WHAT IS EXPECTED: Check every line below for the word "logo" and give only the number of lines where it appears.

GIVEN INFORMATION:
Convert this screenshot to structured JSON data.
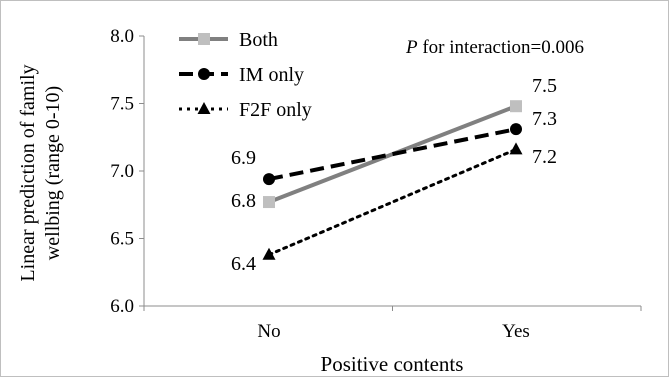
{
  "chart_data": {
    "type": "line",
    "title": "",
    "annotation": {
      "prefix": "P",
      "text": " for interaction=0.006"
    },
    "xlabel": "Positive contents",
    "ylabel_lines": [
      "Linear prediction of family",
      "wellbing (range 0-10)"
    ],
    "categories": [
      "No",
      "Yes"
    ],
    "ylim": [
      6.0,
      8.0
    ],
    "yticks": [
      "6.0",
      "6.5",
      "7.0",
      "7.5",
      "8.0"
    ],
    "grid": false,
    "legend_position": "top-left",
    "series": [
      {
        "name": "Both",
        "values": [
          6.77,
          7.48
        ],
        "labels": [
          "6.8",
          "7.5"
        ],
        "color": "#808080",
        "dash": "solid",
        "marker": "square"
      },
      {
        "name": "IM only",
        "values": [
          6.94,
          7.31
        ],
        "labels": [
          "6.9",
          "7.3"
        ],
        "color": "#000000",
        "dash": "dashed",
        "marker": "circle"
      },
      {
        "name": "F2F only",
        "values": [
          6.38,
          7.16
        ],
        "labels": [
          "6.4",
          "7.2"
        ],
        "color": "#000000",
        "dash": "dotted",
        "marker": "triangle"
      }
    ]
  }
}
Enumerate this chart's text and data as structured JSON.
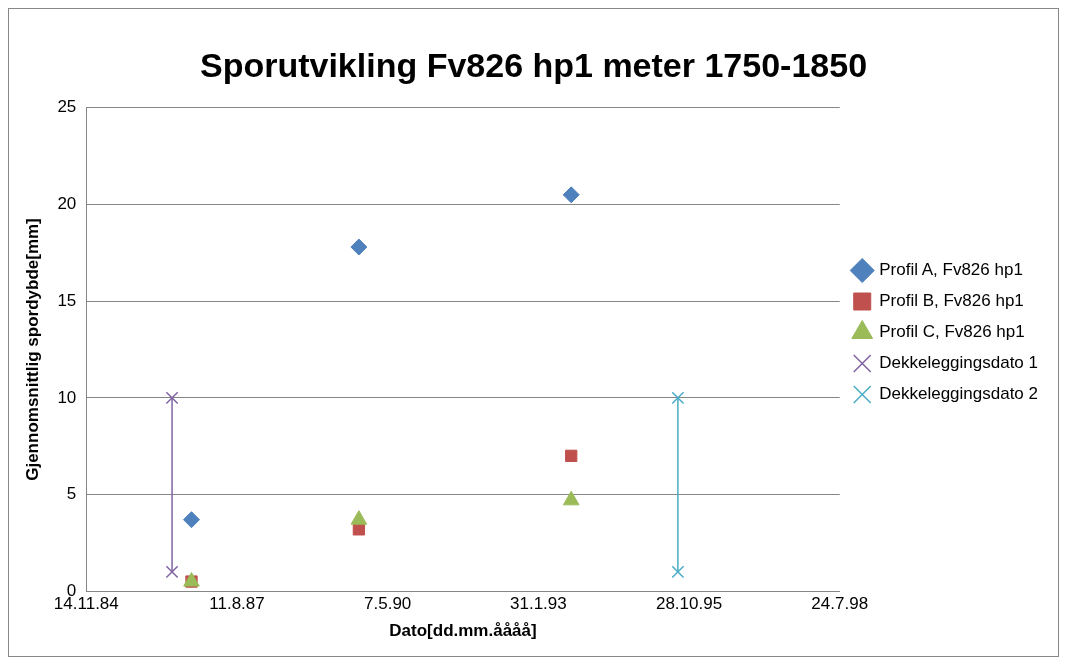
{
  "chart_data": {
    "type": "scatter",
    "title": "Sporutvikling Fv826 hp1 meter 1750-1850",
    "xlabel": "Dato[dd.mm.åååå]",
    "ylabel": "Gjennomsnittlig spordybde[mm]",
    "xlim": [
      "1984-11-14",
      "1998-07-24"
    ],
    "xticks": [
      {
        "value": "1984-11-14",
        "label": "14.11.84"
      },
      {
        "value": "1987-08-11",
        "label": "11.8.87"
      },
      {
        "value": "1990-05-07",
        "label": "7.5.90"
      },
      {
        "value": "1993-01-31",
        "label": "31.1.93"
      },
      {
        "value": "1995-10-28",
        "label": "28.10.95"
      },
      {
        "value": "1998-07-24",
        "label": "24.7.98"
      }
    ],
    "ylim": [
      0,
      25
    ],
    "yticks": [
      0,
      5,
      10,
      15,
      20,
      25
    ],
    "grid": "y",
    "legend": "right",
    "series": [
      {
        "name": "Profil A, Fv826 hp1",
        "color": "#4f81bd",
        "marker": "diamond",
        "x": [
          "1986-10-13",
          "1989-10-28",
          "1993-09-06"
        ],
        "values": [
          3.7,
          17.8,
          20.5
        ]
      },
      {
        "name": "Profil B, Fv826 hp1",
        "color": "#c0504d",
        "marker": "square",
        "x": [
          "1986-10-13",
          "1989-10-28",
          "1993-09-06"
        ],
        "values": [
          0.5,
          3.2,
          7.0
        ]
      },
      {
        "name": "Profil C, Fv826 hp1",
        "color": "#9bbb59",
        "marker": "triangle",
        "x": [
          "1986-10-13",
          "1989-10-28",
          "1993-09-06"
        ],
        "values": [
          0.5,
          3.7,
          4.7
        ]
      },
      {
        "name": "Dekkeleggingsdato 1",
        "type": "line",
        "color": "#8064a2",
        "marker": "cross",
        "x": [
          "1986-06-06",
          "1986-06-06"
        ],
        "values": [
          10,
          1
        ]
      },
      {
        "name": "Dekkeleggingsdato 2",
        "type": "line",
        "color": "#4bacc6",
        "marker": "cross",
        "x": [
          "1995-08-15",
          "1995-08-15"
        ],
        "values": [
          10,
          1
        ]
      }
    ]
  }
}
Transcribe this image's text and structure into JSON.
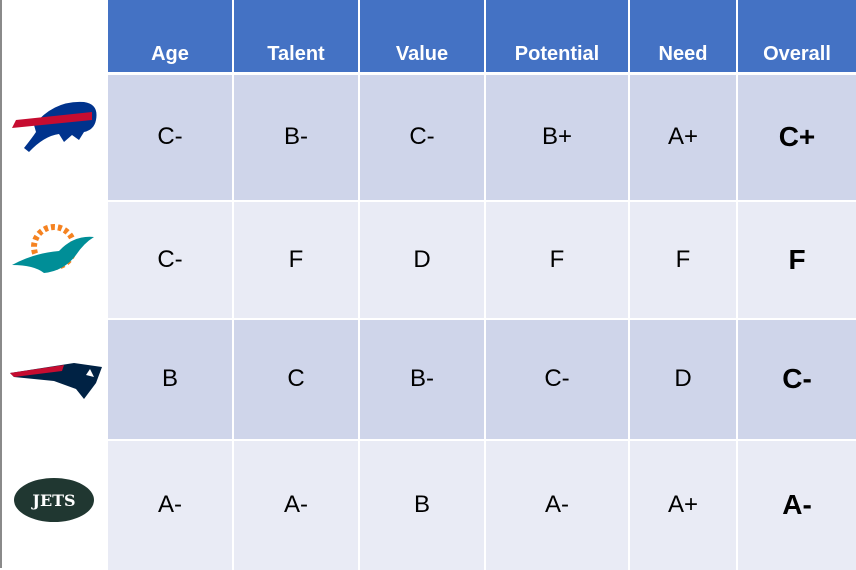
{
  "columns": [
    "Age",
    "Talent",
    "Value",
    "Potential",
    "Need",
    "Overall"
  ],
  "rows": [
    {
      "team_logo": "buffalo-bills-logo",
      "grades": [
        "C-",
        "B-",
        "C-",
        "B+",
        "A+",
        "C+"
      ]
    },
    {
      "team_logo": "miami-dolphins-logo",
      "grades": [
        "C-",
        "F",
        "D",
        "F",
        "F",
        "F"
      ]
    },
    {
      "team_logo": "new-england-patriots-logo",
      "grades": [
        "B",
        "C",
        "B-",
        "C-",
        "D",
        "C-"
      ]
    },
    {
      "team_logo": "new-york-jets-logo",
      "grades": [
        "A-",
        "A-",
        "B",
        "A-",
        "A+",
        "A-"
      ]
    }
  ],
  "colors": {
    "header": "#4472C4",
    "row_dark": "#CFD5EA",
    "row_light": "#E9EBF5"
  }
}
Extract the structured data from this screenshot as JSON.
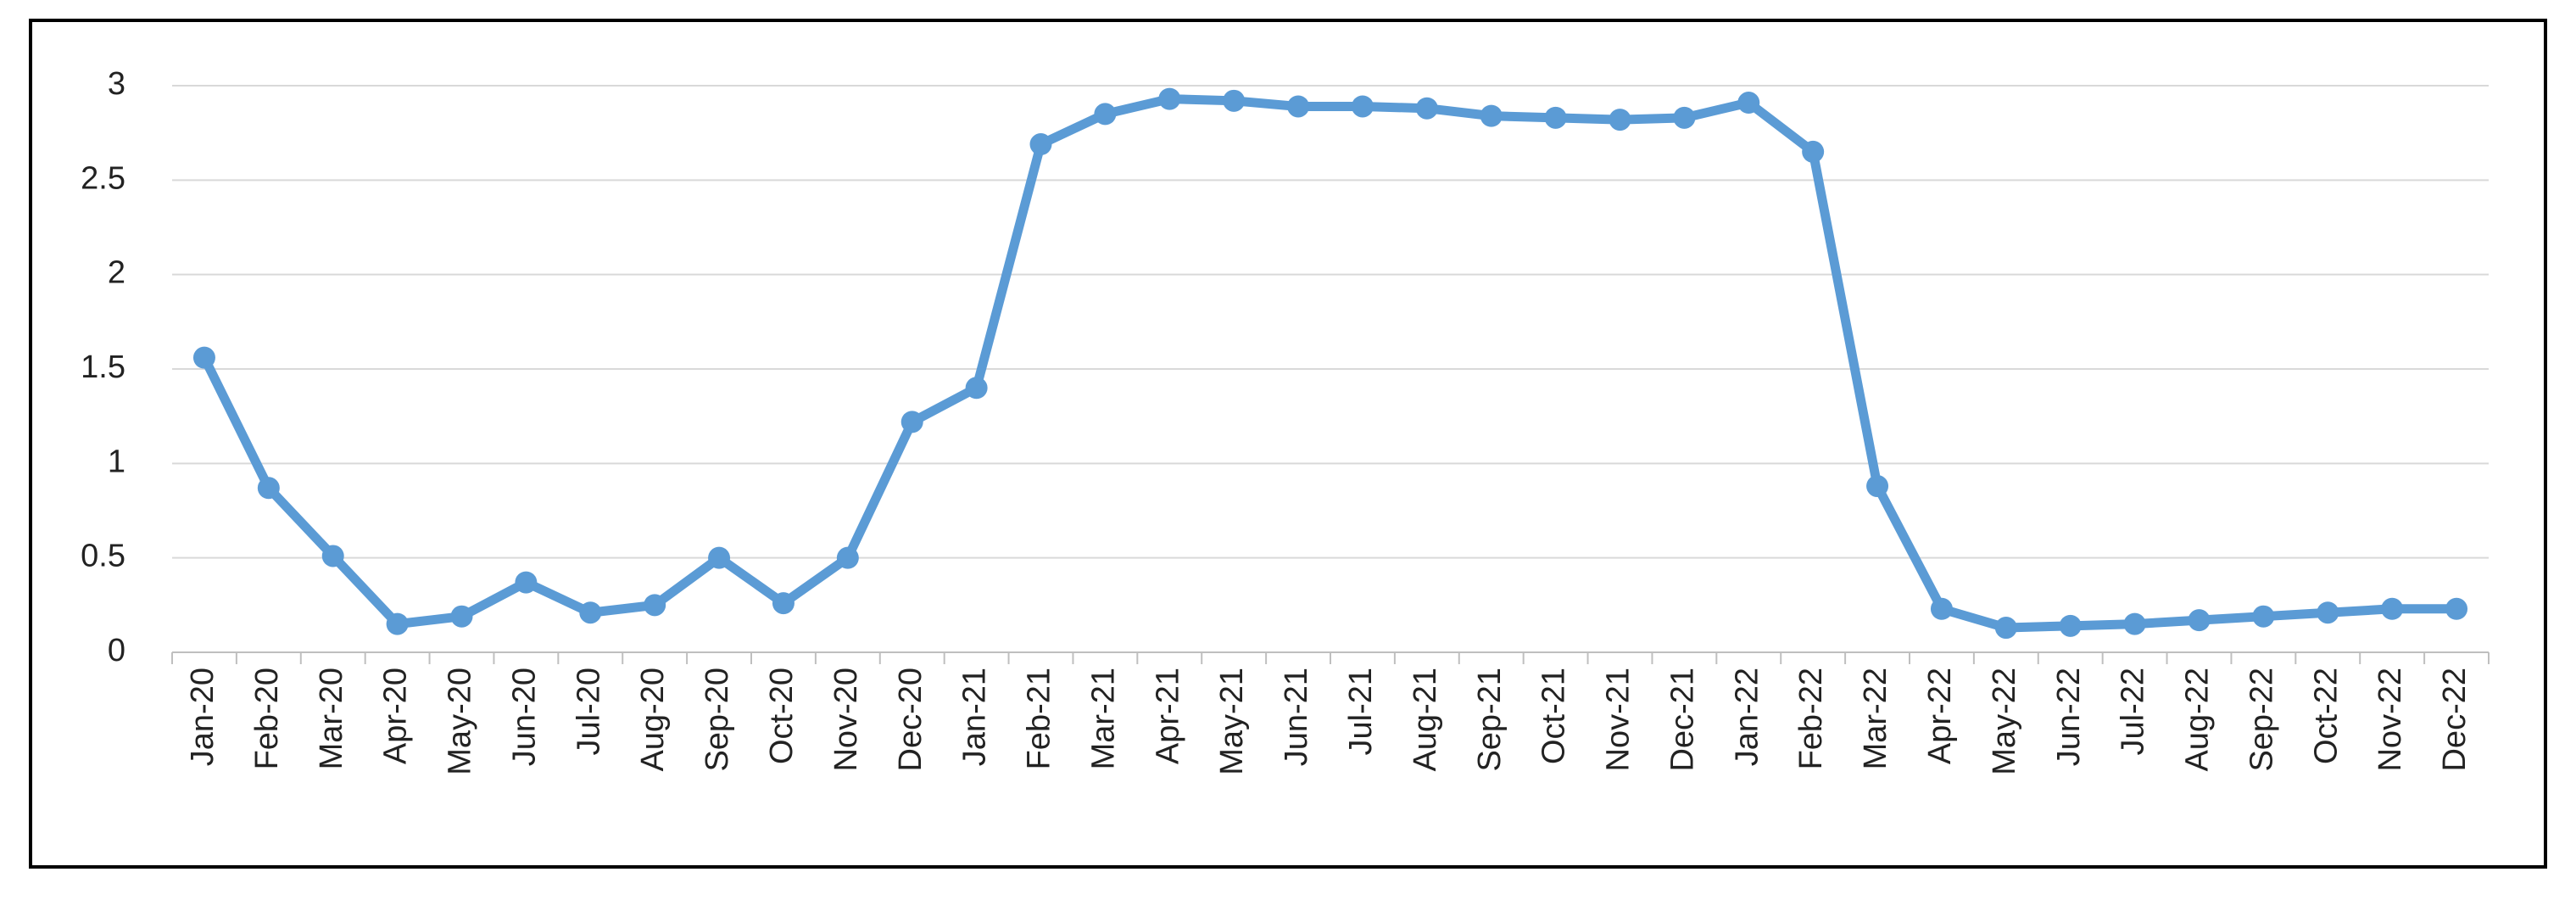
{
  "chart_data": {
    "type": "line",
    "categories": [
      "Jan-20",
      "Feb-20",
      "Mar-20",
      "Apr-20",
      "May-20",
      "Jun-20",
      "Jul-20",
      "Aug-20",
      "Sep-20",
      "Oct-20",
      "Nov-20",
      "Dec-20",
      "Jan-21",
      "Feb-21",
      "Mar-21",
      "Apr-21",
      "May-21",
      "Jun-21",
      "Jul-21",
      "Aug-21",
      "Sep-21",
      "Oct-21",
      "Nov-21",
      "Dec-21",
      "Jan-22",
      "Feb-22",
      "Mar-22",
      "Apr-22",
      "May-22",
      "Jun-22",
      "Jul-22",
      "Aug-22",
      "Sep-22",
      "Oct-22",
      "Nov-22",
      "Dec-22"
    ],
    "values": [
      1.56,
      0.87,
      0.51,
      0.15,
      0.19,
      0.37,
      0.21,
      0.25,
      0.5,
      0.26,
      0.5,
      1.22,
      1.4,
      2.69,
      2.85,
      2.93,
      2.92,
      2.89,
      2.89,
      2.88,
      2.84,
      2.83,
      2.82,
      2.83,
      2.91,
      2.65,
      0.88,
      0.23,
      0.13,
      0.14,
      0.15,
      0.17,
      0.19,
      0.21,
      0.23,
      0.23
    ],
    "color": "#5b9bd5",
    "ylim": [
      0,
      3
    ],
    "yticks": [
      0,
      0.5,
      1,
      1.5,
      2,
      2.5,
      3
    ],
    "grid": true
  }
}
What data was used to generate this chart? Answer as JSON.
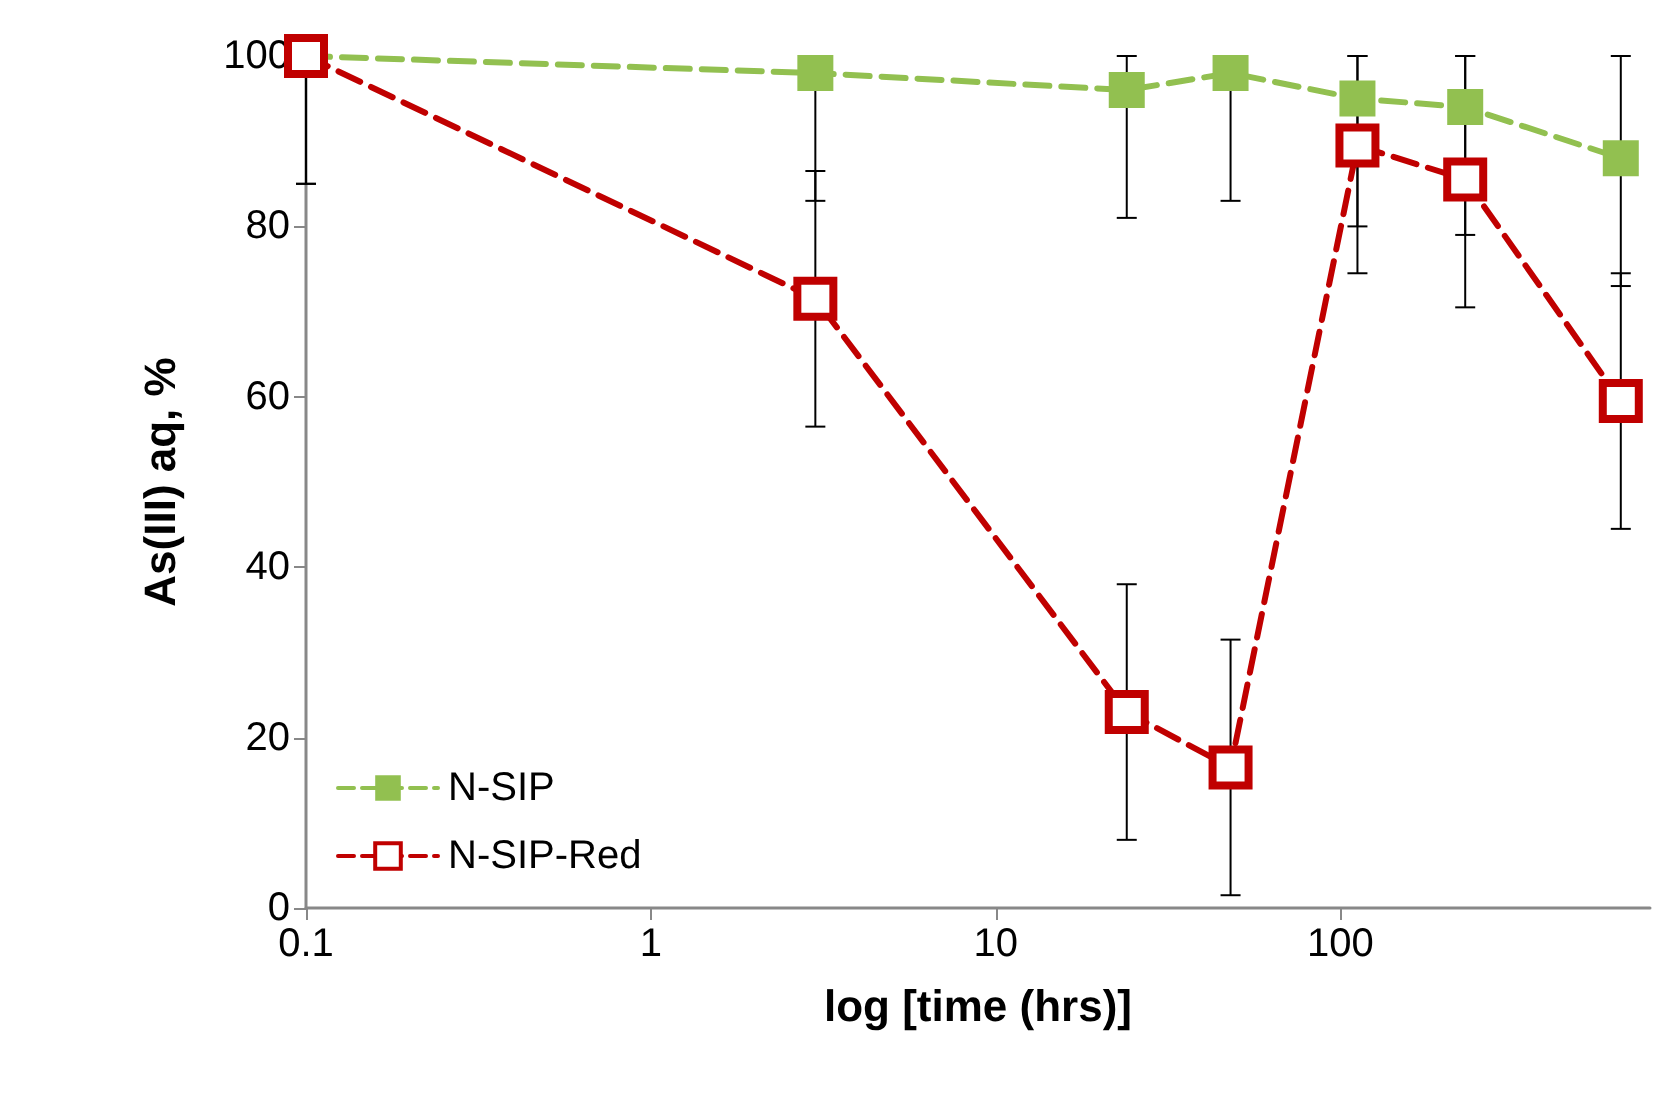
{
  "chart_data": {
    "type": "line",
    "xlabel": "log [time (hrs)]",
    "ylabel": "As(III) aq, %",
    "log": "x",
    "x": [
      0.1,
      3,
      24,
      48,
      112,
      230,
      650
    ],
    "series": [
      {
        "name": "N-SIP",
        "color": "#92c050",
        "values": [
          100,
          98,
          96,
          98,
          95,
          94,
          88
        ],
        "errors": [
          [
            85,
            100
          ],
          [
            83,
            100
          ],
          [
            81,
            100
          ],
          [
            83,
            100
          ],
          [
            80,
            100
          ],
          [
            79,
            100
          ],
          [
            73,
            100
          ]
        ]
      },
      {
        "name": "N-SIP-Red",
        "color": "#c00000",
        "values": [
          100,
          71.5,
          23,
          16.5,
          89.5,
          85.5,
          59.5
        ],
        "errors": [
          [
            85,
            100
          ],
          [
            56.5,
            86.5
          ],
          [
            8,
            38
          ],
          [
            1.5,
            31.5
          ],
          [
            74.5,
            100
          ],
          [
            70.5,
            100
          ],
          [
            44.5,
            74.5
          ]
        ]
      }
    ],
    "xlim": [
      0.1,
      790
    ],
    "xticks": [
      0.1,
      1,
      10,
      100
    ],
    "ylim": [
      0,
      100
    ],
    "yticks": [
      0,
      20,
      40,
      60,
      80,
      100
    ],
    "grid": false,
    "legend": "bottom left",
    "marker": "square",
    "line_style": "dashed"
  }
}
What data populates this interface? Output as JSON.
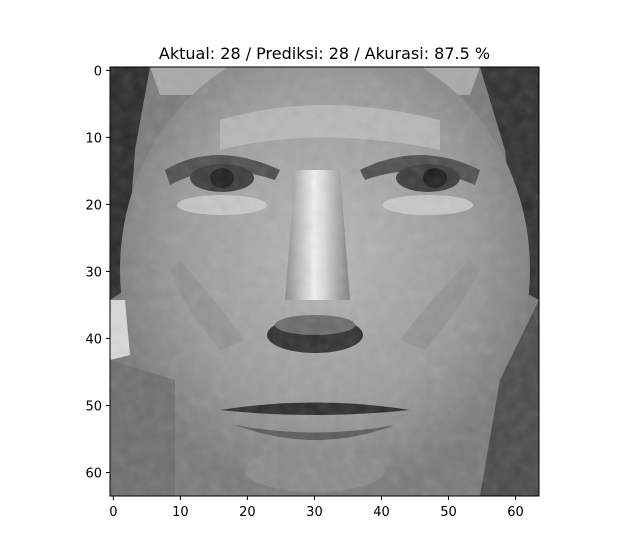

SOLUTION TO THE PROBLEM: 4